- WHAT YOU HAVE TO DO -
Return the count of lines that hold the string "minute", with no other words.

Figure contents as structured data
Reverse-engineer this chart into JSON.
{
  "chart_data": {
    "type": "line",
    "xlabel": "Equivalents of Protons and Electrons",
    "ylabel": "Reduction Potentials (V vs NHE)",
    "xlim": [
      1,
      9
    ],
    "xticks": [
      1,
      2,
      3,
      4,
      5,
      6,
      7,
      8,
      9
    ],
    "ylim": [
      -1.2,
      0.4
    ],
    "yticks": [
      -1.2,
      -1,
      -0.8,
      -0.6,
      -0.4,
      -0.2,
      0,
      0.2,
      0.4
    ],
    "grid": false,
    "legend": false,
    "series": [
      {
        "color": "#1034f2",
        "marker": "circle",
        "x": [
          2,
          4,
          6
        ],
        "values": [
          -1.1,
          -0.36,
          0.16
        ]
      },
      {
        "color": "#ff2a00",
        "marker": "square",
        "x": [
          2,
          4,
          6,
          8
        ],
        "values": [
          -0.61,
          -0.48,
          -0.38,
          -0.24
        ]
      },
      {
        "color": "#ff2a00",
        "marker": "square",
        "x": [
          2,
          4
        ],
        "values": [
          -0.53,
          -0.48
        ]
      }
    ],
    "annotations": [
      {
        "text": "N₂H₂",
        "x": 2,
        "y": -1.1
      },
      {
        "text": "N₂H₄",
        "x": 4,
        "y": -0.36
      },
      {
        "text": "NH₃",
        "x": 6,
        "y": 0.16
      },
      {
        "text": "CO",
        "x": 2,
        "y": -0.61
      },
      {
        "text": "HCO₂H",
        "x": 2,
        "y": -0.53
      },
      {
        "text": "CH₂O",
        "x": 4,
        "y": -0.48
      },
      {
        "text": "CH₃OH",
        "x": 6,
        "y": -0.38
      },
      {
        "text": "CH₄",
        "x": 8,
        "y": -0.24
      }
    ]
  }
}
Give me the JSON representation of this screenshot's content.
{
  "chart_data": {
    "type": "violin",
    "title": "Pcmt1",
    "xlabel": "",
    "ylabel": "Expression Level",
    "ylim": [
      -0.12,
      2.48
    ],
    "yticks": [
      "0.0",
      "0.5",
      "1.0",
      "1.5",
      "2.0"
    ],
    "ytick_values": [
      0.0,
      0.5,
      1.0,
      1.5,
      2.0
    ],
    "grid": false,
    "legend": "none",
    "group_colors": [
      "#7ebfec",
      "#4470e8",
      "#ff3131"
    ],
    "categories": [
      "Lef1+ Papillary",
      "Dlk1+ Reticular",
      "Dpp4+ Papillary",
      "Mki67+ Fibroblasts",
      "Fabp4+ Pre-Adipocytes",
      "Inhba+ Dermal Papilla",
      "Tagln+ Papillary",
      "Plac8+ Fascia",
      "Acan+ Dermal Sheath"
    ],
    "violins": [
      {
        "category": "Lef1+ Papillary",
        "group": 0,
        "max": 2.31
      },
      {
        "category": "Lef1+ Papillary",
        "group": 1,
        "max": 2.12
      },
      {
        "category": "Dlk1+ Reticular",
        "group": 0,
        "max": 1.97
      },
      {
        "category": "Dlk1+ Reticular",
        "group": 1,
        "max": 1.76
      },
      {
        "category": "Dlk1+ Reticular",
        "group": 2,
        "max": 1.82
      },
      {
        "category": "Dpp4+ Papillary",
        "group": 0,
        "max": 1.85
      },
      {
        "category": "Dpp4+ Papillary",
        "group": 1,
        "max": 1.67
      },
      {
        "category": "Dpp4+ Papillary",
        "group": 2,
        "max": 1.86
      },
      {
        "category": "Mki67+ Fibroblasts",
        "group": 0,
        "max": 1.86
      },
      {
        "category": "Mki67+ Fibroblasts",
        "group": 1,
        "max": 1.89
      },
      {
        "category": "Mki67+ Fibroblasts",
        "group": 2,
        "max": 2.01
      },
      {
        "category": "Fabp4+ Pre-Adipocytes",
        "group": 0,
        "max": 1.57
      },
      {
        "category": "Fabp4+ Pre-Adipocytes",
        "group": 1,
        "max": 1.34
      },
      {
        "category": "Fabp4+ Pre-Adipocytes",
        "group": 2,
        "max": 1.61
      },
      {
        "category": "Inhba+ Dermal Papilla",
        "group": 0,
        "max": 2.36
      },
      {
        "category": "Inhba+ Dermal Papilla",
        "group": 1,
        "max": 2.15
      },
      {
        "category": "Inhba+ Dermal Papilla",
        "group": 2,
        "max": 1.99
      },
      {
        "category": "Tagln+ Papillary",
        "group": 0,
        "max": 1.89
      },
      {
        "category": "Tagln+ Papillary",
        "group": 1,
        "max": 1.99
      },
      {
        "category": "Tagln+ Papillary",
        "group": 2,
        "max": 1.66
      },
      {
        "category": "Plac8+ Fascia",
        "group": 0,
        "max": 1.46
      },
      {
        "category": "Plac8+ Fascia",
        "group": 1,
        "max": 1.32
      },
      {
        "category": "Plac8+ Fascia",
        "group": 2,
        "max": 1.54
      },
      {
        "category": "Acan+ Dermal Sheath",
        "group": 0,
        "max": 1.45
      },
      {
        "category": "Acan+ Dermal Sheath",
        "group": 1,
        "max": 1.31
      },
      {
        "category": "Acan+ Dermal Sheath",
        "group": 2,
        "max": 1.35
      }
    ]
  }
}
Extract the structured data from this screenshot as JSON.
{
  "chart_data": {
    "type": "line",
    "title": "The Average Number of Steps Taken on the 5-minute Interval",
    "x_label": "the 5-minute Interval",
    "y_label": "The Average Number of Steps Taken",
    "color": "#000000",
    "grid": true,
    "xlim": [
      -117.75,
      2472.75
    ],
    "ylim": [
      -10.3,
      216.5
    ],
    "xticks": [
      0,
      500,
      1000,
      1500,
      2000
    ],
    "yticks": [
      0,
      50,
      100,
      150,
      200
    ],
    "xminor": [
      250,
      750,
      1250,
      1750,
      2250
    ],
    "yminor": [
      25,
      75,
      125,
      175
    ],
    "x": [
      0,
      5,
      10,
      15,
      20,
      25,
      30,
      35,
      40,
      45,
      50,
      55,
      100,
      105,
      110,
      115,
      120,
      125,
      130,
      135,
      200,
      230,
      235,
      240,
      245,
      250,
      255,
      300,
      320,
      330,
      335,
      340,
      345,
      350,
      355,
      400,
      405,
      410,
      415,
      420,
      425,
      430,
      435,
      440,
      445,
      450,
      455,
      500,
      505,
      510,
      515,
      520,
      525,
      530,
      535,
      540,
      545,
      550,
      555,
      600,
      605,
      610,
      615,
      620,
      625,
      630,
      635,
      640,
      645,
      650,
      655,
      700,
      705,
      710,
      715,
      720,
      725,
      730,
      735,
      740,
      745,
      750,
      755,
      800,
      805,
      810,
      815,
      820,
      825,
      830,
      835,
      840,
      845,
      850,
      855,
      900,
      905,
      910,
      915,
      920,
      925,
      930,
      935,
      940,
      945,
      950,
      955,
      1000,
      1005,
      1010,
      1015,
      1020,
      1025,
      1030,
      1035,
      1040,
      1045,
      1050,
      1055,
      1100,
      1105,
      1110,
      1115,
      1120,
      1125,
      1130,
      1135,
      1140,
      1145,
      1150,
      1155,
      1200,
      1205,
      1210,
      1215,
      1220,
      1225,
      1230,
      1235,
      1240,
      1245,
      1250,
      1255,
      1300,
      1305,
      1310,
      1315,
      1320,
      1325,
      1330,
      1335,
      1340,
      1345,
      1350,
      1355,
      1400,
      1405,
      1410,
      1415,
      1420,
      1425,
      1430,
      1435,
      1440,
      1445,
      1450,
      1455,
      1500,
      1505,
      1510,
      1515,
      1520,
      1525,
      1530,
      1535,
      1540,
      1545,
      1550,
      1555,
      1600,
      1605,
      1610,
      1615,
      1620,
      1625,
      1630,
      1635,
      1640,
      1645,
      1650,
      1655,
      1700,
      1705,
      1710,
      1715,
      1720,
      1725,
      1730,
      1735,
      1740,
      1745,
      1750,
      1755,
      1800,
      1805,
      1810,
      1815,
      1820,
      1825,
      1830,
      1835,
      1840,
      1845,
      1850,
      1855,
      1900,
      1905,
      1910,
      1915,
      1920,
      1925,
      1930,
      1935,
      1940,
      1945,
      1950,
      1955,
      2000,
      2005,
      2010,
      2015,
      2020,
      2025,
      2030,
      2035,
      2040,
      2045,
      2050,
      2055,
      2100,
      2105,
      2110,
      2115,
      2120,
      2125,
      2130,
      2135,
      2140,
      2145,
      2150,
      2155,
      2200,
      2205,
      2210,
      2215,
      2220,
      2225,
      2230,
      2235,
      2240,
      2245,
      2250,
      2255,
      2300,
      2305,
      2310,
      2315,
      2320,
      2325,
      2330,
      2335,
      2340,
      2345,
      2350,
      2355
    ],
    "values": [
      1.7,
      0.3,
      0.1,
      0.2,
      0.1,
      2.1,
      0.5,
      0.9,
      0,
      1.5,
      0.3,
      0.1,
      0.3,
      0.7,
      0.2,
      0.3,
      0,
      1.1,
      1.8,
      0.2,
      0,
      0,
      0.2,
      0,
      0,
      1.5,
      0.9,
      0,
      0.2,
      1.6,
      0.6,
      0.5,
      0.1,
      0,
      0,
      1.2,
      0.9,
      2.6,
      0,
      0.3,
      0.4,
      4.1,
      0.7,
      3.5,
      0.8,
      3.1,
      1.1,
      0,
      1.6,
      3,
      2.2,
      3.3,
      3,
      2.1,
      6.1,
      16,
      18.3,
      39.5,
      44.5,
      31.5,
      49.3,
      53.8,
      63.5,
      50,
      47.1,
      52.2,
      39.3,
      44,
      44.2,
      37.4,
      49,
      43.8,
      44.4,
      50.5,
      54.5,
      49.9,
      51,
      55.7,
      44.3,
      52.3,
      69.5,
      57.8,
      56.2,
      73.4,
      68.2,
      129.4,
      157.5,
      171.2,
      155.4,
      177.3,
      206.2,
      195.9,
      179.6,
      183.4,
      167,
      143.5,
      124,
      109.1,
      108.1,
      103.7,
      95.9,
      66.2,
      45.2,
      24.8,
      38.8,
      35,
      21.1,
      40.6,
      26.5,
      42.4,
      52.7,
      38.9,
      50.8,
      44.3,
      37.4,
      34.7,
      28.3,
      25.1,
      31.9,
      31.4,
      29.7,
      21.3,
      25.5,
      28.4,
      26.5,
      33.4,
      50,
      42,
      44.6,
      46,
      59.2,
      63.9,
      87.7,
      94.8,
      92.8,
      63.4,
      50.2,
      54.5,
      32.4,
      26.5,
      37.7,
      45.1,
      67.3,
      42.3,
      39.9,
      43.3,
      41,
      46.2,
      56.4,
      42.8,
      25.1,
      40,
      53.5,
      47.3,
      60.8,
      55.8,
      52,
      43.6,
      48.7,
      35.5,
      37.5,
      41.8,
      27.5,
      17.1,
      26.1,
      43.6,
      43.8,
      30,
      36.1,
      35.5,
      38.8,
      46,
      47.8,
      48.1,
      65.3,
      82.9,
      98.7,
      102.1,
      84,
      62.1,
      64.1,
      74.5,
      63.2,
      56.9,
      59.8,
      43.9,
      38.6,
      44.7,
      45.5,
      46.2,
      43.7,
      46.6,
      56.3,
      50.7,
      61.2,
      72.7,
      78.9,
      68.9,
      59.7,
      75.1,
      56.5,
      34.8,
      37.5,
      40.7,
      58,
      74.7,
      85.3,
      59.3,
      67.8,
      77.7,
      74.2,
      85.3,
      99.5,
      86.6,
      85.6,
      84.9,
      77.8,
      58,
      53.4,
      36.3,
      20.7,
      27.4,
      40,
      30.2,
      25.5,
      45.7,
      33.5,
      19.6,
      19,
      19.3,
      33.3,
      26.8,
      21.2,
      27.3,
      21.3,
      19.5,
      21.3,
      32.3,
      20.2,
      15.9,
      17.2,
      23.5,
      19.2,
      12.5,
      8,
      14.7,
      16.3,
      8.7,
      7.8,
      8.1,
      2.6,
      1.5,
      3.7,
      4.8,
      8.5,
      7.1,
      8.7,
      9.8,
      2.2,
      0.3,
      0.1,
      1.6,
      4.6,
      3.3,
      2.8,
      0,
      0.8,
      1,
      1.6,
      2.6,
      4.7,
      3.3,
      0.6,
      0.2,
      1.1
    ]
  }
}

- SOLUTION TO THIS PROBLEM -
2